> The problem
Provide an exact reproduction of every entry.

[Extracted data entries]

==========

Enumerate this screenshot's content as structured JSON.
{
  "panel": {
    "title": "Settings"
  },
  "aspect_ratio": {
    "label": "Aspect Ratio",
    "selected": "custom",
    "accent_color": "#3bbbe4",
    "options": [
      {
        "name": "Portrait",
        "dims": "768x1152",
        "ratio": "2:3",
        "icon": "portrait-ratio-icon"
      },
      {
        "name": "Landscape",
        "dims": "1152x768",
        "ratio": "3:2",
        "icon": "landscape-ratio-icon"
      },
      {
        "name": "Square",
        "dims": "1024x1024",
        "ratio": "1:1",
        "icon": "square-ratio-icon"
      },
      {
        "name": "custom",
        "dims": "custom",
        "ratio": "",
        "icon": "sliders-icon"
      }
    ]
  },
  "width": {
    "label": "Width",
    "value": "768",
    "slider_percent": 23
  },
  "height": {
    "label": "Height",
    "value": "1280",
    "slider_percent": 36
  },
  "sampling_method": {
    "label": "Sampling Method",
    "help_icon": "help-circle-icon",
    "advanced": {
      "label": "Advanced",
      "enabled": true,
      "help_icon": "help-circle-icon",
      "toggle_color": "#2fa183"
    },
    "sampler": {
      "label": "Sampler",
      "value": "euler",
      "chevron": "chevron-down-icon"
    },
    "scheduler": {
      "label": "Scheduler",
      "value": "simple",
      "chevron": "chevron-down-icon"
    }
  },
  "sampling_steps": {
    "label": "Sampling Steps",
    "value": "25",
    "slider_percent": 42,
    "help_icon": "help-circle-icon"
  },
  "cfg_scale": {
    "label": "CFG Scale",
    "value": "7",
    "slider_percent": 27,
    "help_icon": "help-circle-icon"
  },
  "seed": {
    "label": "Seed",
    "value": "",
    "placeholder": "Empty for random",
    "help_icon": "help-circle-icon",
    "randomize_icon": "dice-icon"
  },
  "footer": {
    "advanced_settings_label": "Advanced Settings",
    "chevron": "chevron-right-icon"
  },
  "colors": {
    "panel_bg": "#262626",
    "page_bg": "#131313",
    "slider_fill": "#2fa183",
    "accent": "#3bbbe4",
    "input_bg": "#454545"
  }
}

==========

> The completed task
Enumerate this screenshot's content as structured JSON.
{
  "panel": {
    "title": "Settings"
  },
  "aspect_ratio": {
    "label": "Aspect Ratio",
    "selected": "custom",
    "accent_color": "#3bbbe4",
    "options": [
      {
        "name": "Portrait",
        "dims": "768x1152",
        "ratio": "2:3",
        "icon": "portrait-ratio-icon"
      },
      {
        "name": "Landscape",
        "dims": "1152x768",
        "ratio": "3:2",
        "icon": "landscape-ratio-icon"
      },
      {
        "name": "Square",
        "dims": "1024x1024",
        "ratio": "1:1",
        "icon": "square-ratio-icon"
      },
      {
        "name": "custom",
        "dims": "custom",
        "ratio": "",
        "icon": "sliders-icon"
      }
    ]
  },
  "width": {
    "label": "Width",
    "value": "768",
    "slider_percent": 23
  },
  "height": {
    "label": "Height",
    "value": "1280",
    "slider_percent": 36
  },
  "sampling_method": {
    "label": "Sampling Method",
    "help_icon": "help-circle-icon",
    "advanced": {
      "label": "Advanced",
      "enabled": true,
      "help_icon": "help-circle-icon",
      "toggle_color": "#2fa183"
    },
    "sampler": {
      "label": "Sampler",
      "value": "euler",
      "chevron": "chevron-down-icon"
    },
    "scheduler": {
      "label": "Scheduler",
      "value": "simple",
      "chevron": "chevron-down-icon"
    }
  },
  "sampling_steps": {
    "label": "Sampling Steps",
    "value": "25",
    "slider_percent": 42,
    "help_icon": "help-circle-icon"
  },
  "cfg_scale": {
    "label": "CFG Scale",
    "value": "7",
    "slider_percent": 27,
    "help_icon": "help-circle-icon"
  },
  "seed": {
    "label": "Seed",
    "value": "",
    "placeholder": "Empty for random",
    "help_icon": "help-circle-icon",
    "randomize_icon": "dice-icon"
  },
  "footer": {
    "advanced_settings_label": "Advanced Settings",
    "chevron": "chevron-right-icon"
  },
  "colors": {
    "panel_bg": "#262626",
    "page_bg": "#131313",
    "slider_fill": "#2fa183",
    "accent": "#3bbbe4",
    "input_bg": "#454545"
  }
}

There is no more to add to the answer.